EXTRACTED ENTRIES:

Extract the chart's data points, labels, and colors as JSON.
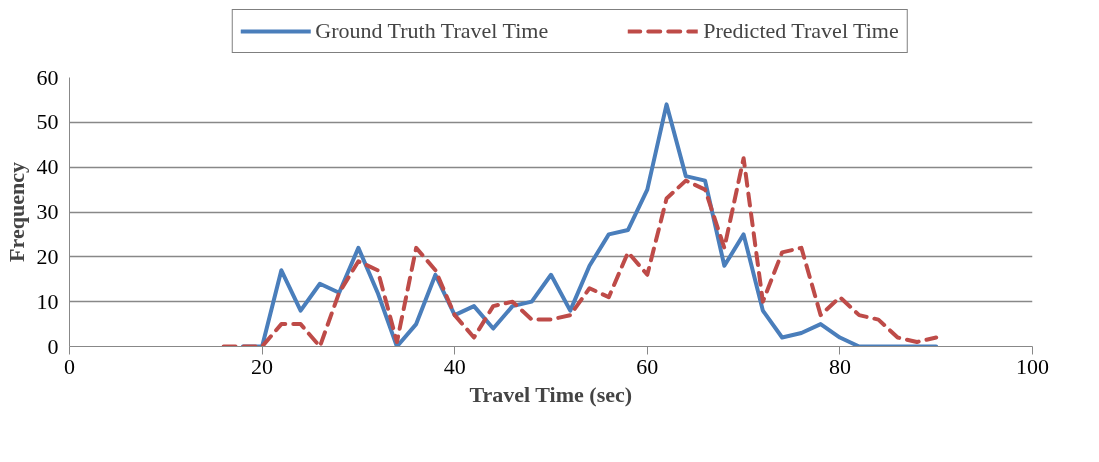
{
  "chart_data": {
    "type": "line",
    "xlabel": "Travel Time (sec)",
    "ylabel": "Frequency",
    "x": [
      16,
      18,
      20,
      22,
      24,
      26,
      28,
      30,
      32,
      34,
      36,
      38,
      40,
      42,
      44,
      46,
      48,
      50,
      52,
      54,
      56,
      58,
      60,
      62,
      64,
      66,
      68,
      70,
      72,
      74,
      76,
      78,
      80,
      82,
      84,
      86,
      88,
      90
    ],
    "series": [
      {
        "name": "Ground Truth Travel Time",
        "color": "#4a7ebb",
        "line_style": "solid",
        "values": [
          null,
          0,
          0,
          17,
          8,
          14,
          12,
          22,
          12,
          0,
          5,
          16,
          7,
          9,
          4,
          9,
          10,
          16,
          8,
          18,
          25,
          26,
          35,
          54,
          38,
          37,
          18,
          25,
          8,
          2,
          3,
          5,
          2,
          0,
          0,
          0,
          0,
          0
        ]
      },
      {
        "name": "Predicted Travel Time",
        "color": "#be4b48",
        "line_style": "dashed",
        "values": [
          0,
          0,
          0,
          5,
          5,
          0,
          12,
          19,
          17,
          1,
          22,
          17,
          7,
          2,
          9,
          10,
          6,
          6,
          7,
          13,
          11,
          21,
          16,
          33,
          37,
          35,
          22,
          42,
          10,
          21,
          22,
          7,
          11,
          7,
          6,
          2,
          1,
          2
        ]
      }
    ],
    "xlim": [
      0,
      100
    ],
    "xticks": [
      0,
      20,
      40,
      60,
      80,
      100
    ],
    "ylim": [
      0,
      60
    ],
    "yticks": [
      0,
      10,
      20,
      30,
      40,
      50,
      60
    ],
    "grid": "y",
    "legend": "top",
    "marker": "none"
  }
}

THE TASK: Your task is to transcribe all of the records precisely, with no images included.

CORRECT ANSWER:
Extract the chart's data points, labels, and colors as JSON.
{
  "chart_data": {
    "type": "line",
    "xlabel": "Travel Time (sec)",
    "ylabel": "Frequency",
    "x": [
      16,
      18,
      20,
      22,
      24,
      26,
      28,
      30,
      32,
      34,
      36,
      38,
      40,
      42,
      44,
      46,
      48,
      50,
      52,
      54,
      56,
      58,
      60,
      62,
      64,
      66,
      68,
      70,
      72,
      74,
      76,
      78,
      80,
      82,
      84,
      86,
      88,
      90
    ],
    "series": [
      {
        "name": "Ground Truth Travel Time",
        "color": "#4a7ebb",
        "line_style": "solid",
        "values": [
          null,
          0,
          0,
          17,
          8,
          14,
          12,
          22,
          12,
          0,
          5,
          16,
          7,
          9,
          4,
          9,
          10,
          16,
          8,
          18,
          25,
          26,
          35,
          54,
          38,
          37,
          18,
          25,
          8,
          2,
          3,
          5,
          2,
          0,
          0,
          0,
          0,
          0
        ]
      },
      {
        "name": "Predicted Travel Time",
        "color": "#be4b48",
        "line_style": "dashed",
        "values": [
          0,
          0,
          0,
          5,
          5,
          0,
          12,
          19,
          17,
          1,
          22,
          17,
          7,
          2,
          9,
          10,
          6,
          6,
          7,
          13,
          11,
          21,
          16,
          33,
          37,
          35,
          22,
          42,
          10,
          21,
          22,
          7,
          11,
          7,
          6,
          2,
          1,
          2
        ]
      }
    ],
    "xlim": [
      0,
      100
    ],
    "xticks": [
      0,
      20,
      40,
      60,
      80,
      100
    ],
    "ylim": [
      0,
      60
    ],
    "yticks": [
      0,
      10,
      20,
      30,
      40,
      50,
      60
    ],
    "grid": "y",
    "legend": "top",
    "marker": "none"
  }
}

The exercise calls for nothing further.